Dataset extract:
____
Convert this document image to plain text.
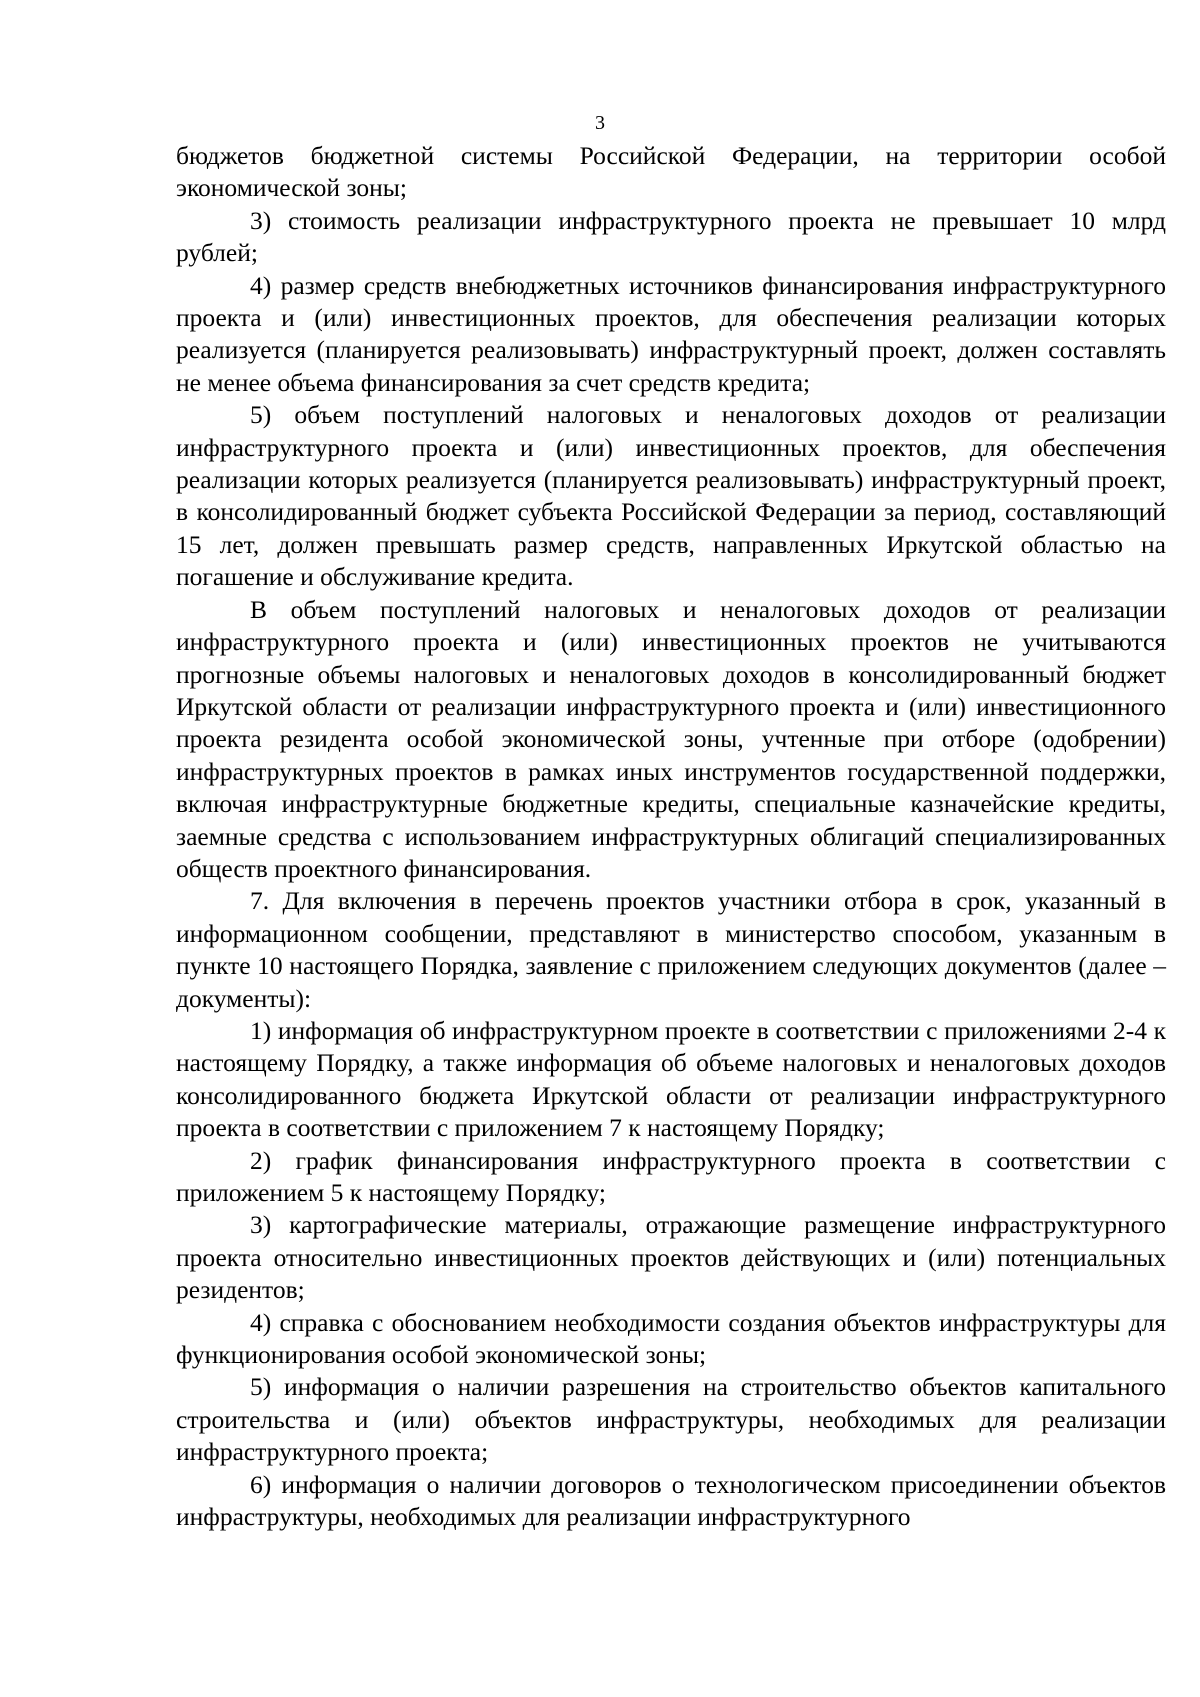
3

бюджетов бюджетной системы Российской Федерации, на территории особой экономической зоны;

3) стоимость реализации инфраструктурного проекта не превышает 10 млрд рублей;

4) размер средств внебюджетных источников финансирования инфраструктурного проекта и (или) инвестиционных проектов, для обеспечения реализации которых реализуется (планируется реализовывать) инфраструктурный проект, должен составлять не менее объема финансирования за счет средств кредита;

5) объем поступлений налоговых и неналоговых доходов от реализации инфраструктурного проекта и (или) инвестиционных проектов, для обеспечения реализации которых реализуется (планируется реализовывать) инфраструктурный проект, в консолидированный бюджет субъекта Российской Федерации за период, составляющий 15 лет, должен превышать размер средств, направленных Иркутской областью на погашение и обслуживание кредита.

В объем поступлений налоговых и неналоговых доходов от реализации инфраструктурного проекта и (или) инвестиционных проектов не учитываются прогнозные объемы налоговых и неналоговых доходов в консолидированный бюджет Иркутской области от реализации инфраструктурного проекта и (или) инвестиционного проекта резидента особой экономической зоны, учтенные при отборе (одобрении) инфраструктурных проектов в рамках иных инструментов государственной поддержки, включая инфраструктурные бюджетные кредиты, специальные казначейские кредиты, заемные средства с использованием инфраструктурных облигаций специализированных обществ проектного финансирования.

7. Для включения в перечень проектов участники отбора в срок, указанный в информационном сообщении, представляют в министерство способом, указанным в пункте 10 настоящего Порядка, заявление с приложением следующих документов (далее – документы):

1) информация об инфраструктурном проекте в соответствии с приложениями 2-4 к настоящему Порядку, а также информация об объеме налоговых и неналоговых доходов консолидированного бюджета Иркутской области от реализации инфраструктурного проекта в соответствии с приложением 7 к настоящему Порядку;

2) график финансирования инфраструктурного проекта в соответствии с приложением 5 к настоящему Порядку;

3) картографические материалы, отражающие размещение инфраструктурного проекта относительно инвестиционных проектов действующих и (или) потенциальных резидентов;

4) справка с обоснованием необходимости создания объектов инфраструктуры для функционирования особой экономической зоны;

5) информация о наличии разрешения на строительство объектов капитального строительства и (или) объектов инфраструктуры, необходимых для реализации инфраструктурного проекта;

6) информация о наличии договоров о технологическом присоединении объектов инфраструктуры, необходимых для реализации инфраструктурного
____
Aim of the exercise: Restate the data above exactly, stripping out each image.

Response for this exercise:
Convert this document image to plain text.
3

бюджетов бюджетной системы Российской Федерации, на территории особой экономической зоны;

3) стоимость реализации инфраструктурного проекта не превышает 10 млрд рублей;

4) размер средств внебюджетных источников финансирования инфраструктурного проекта и (или) инвестиционных проектов, для обеспечения реализации которых реализуется (планируется реализовывать) инфраструктурный проект, должен составлять не менее объема финансирования за счет средств кредита;

5) объем поступлений налоговых и неналоговых доходов от реализации инфраструктурного проекта и (или) инвестиционных проектов, для обеспечения реализации которых реализуется (планируется реализовывать) инфраструктурный проект, в консолидированный бюджет субъекта Российской Федерации за период, составляющий 15 лет, должен превышать размер средств, направленных Иркутской областью на погашение и обслуживание кредита.

В объем поступлений налоговых и неналоговых доходов от реализации инфраструктурного проекта и (или) инвестиционных проектов не учитываются прогнозные объемы налоговых и неналоговых доходов в консолидированный бюджет Иркутской области от реализации инфраструктурного проекта и (или) инвестиционного проекта резидента особой экономической зоны, учтенные при отборе (одобрении) инфраструктурных проектов в рамках иных инструментов государственной поддержки, включая инфраструктурные бюджетные кредиты, специальные казначейские кредиты, заемные средства с использованием инфраструктурных облигаций специализированных обществ проектного финансирования.

7. Для включения в перечень проектов участники отбора в срок, указанный в информационном сообщении, представляют в министерство способом, указанным в пункте 10 настоящего Порядка, заявление с приложением следующих документов (далее – документы):

1) информация об инфраструктурном проекте в соответствии с приложениями 2-4 к настоящему Порядку, а также информация об объеме налоговых и неналоговых доходов консолидированного бюджета Иркутской области от реализации инфраструктурного проекта в соответствии с приложением 7 к настоящему Порядку;

2) график финансирования инфраструктурного проекта в соответствии с приложением 5 к настоящему Порядку;

3) картографические материалы, отражающие размещение инфраструктурного проекта относительно инвестиционных проектов действующих и (или) потенциальных резидентов;

4) справка с обоснованием необходимости создания объектов инфраструктуры для функционирования особой экономической зоны;

5) информация о наличии разрешения на строительство объектов капитального строительства и (или) объектов инфраструктуры, необходимых для реализации инфраструктурного проекта;

6) информация о наличии договоров о технологическом присоединении объектов инфраструктуры, необходимых для реализации инфраструктурного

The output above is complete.